R/apply_dic.R

Defines functions .clean_dic_file apply_dic

Documented in apply_dic

#' Apply dictionary
#'
#' Joins a data frame with a dictionary file.
#'
#' @param data Data frame
#' @param dic A data frame comprising a dictionary or a character string with a
#'   filename (for now an Microsoft Excel file) containing a dictionary.
#' @param factors If set TRUE, variables defined as type `factor` in the dic
#'   file will be turned into factors.
#' @param set_label_attr If TRUE, label attributes from the haven package are
#'   set. These labels are shown in the Rstudio View panel.
#' @param coerce_class If set TRUE mismatches between class and dic type are
#'   corrected.
#' @param replace_missing If TRUE, missing values from the dic are replaced with
#'   NA
#' @param check_values If TRUE, performs the check_values function on the
#'   variables of the data frame included in the dic file.
#' @param impute_values If TRUE and score_scales is TRUE, missing values are
#'   automatically imputed based on scale information provided in the dic file.

════

> Exercise details: Please copy everything from "R/apply_dic.R" down to "containing a dictionary." in the apply_dic documentation above, word for word.

> Given material:
════

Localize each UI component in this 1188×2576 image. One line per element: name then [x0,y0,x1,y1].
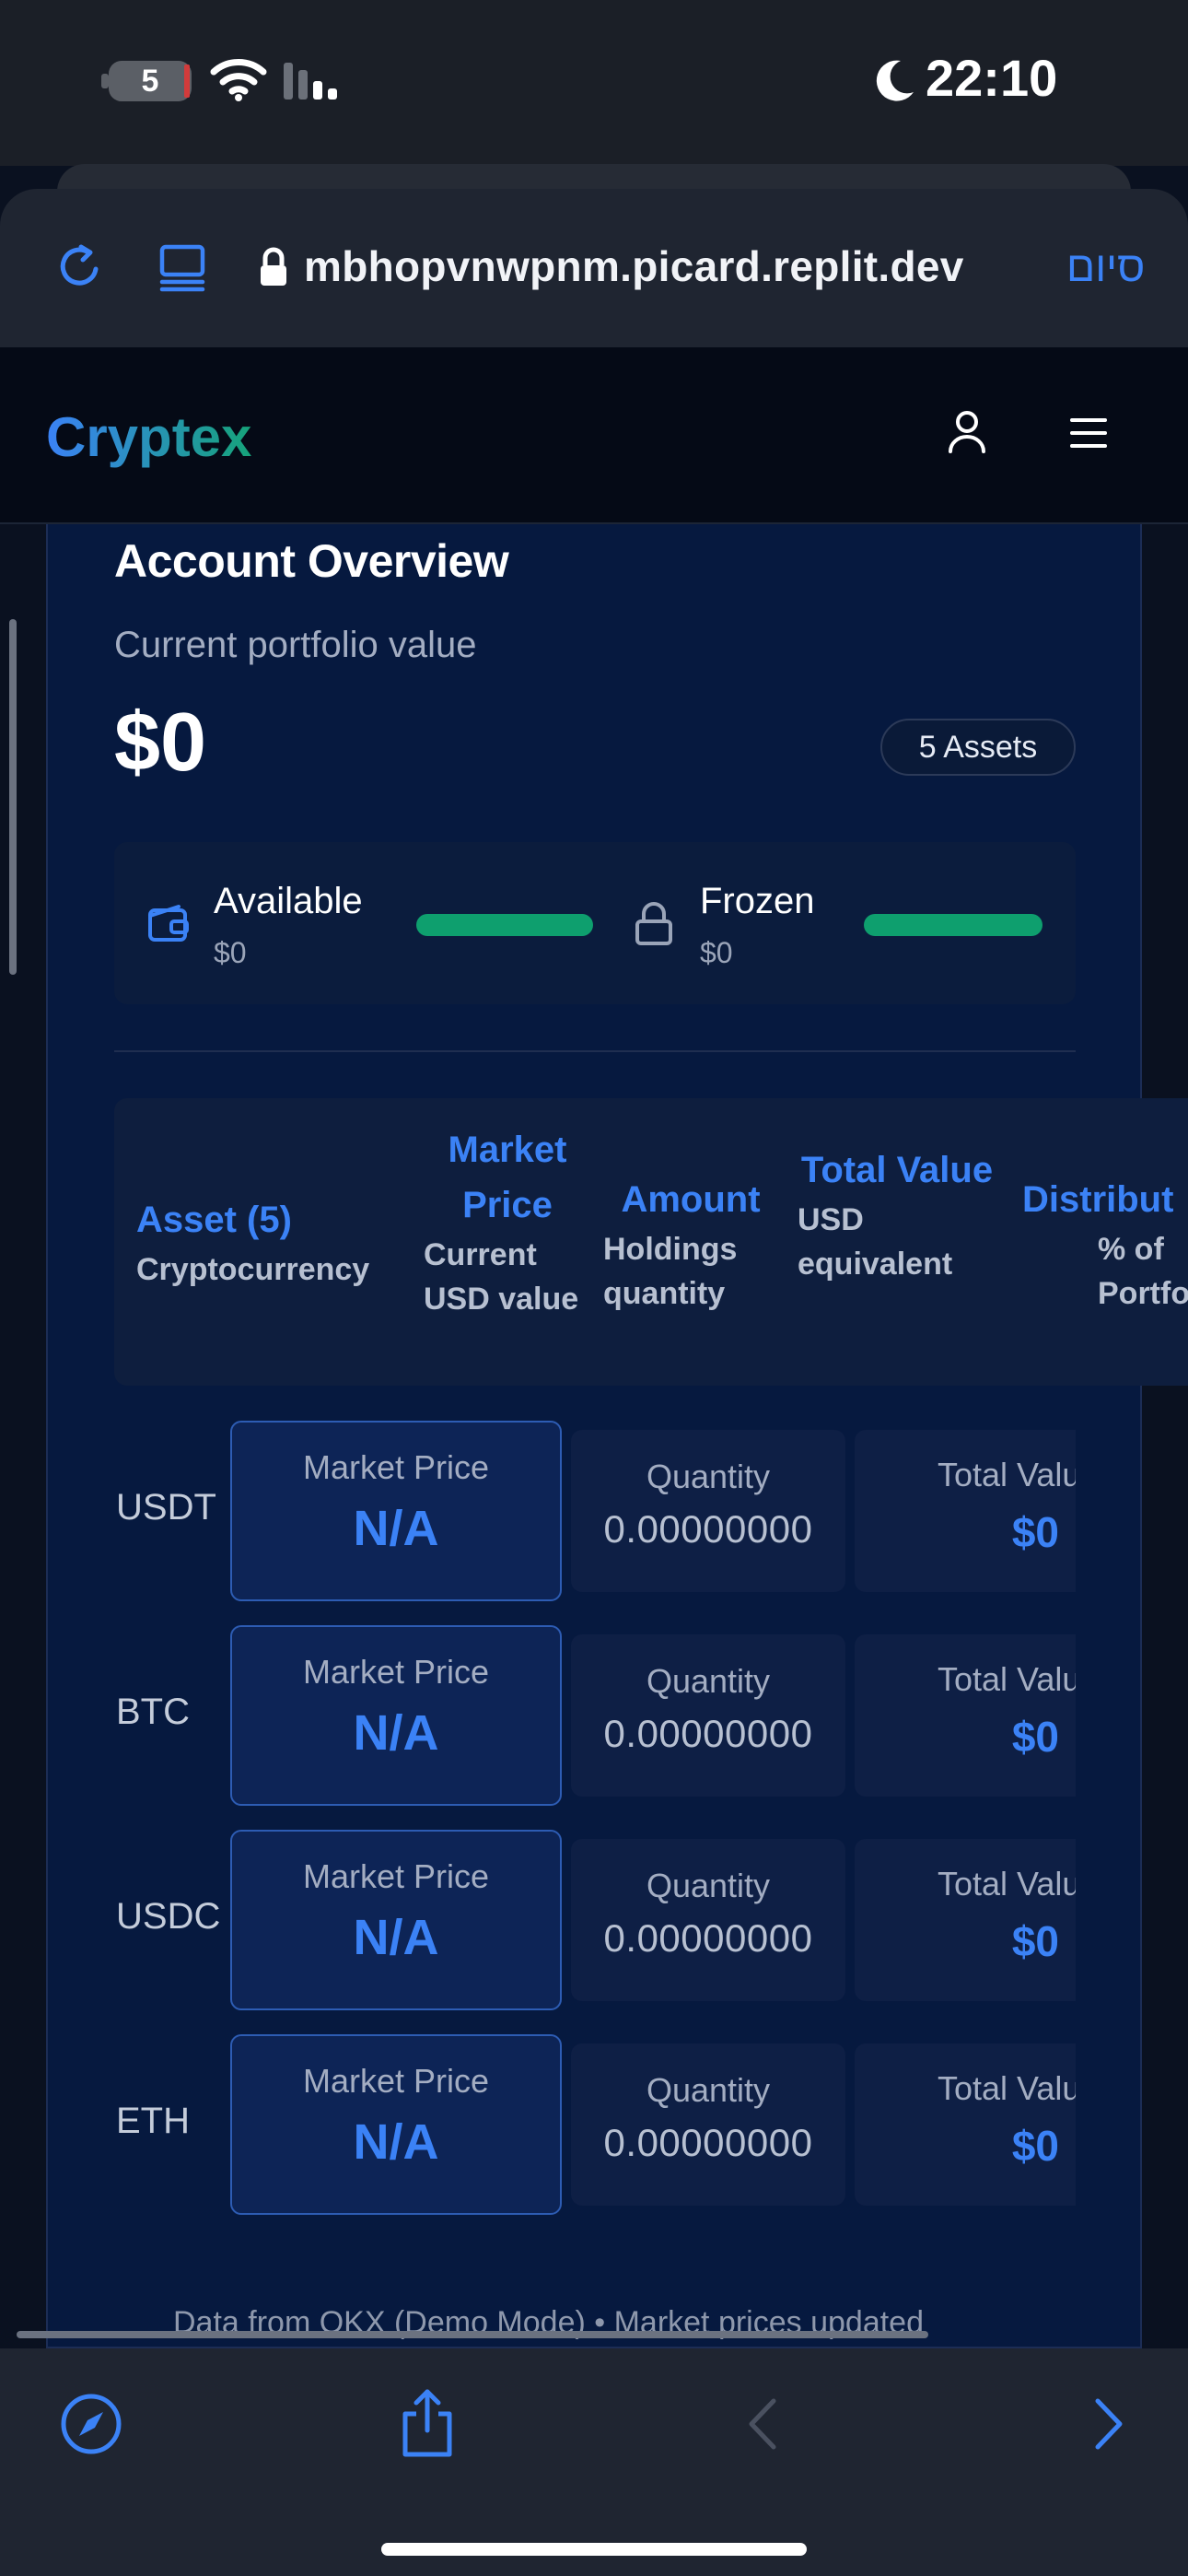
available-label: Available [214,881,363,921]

════

> Complete output:
R/apply_dic.R

Defines functions .clean_dic_file apply_dic

Documented in apply_dic

#' Apply dictionary
#'
#' Joins a data frame with a dictionary file.
#'
#' @param data Data frame
#' @param dic A data frame comprising a dictionary or a character string with a
#'   filename (for now an Microsoft Excel file) containing a dictionary.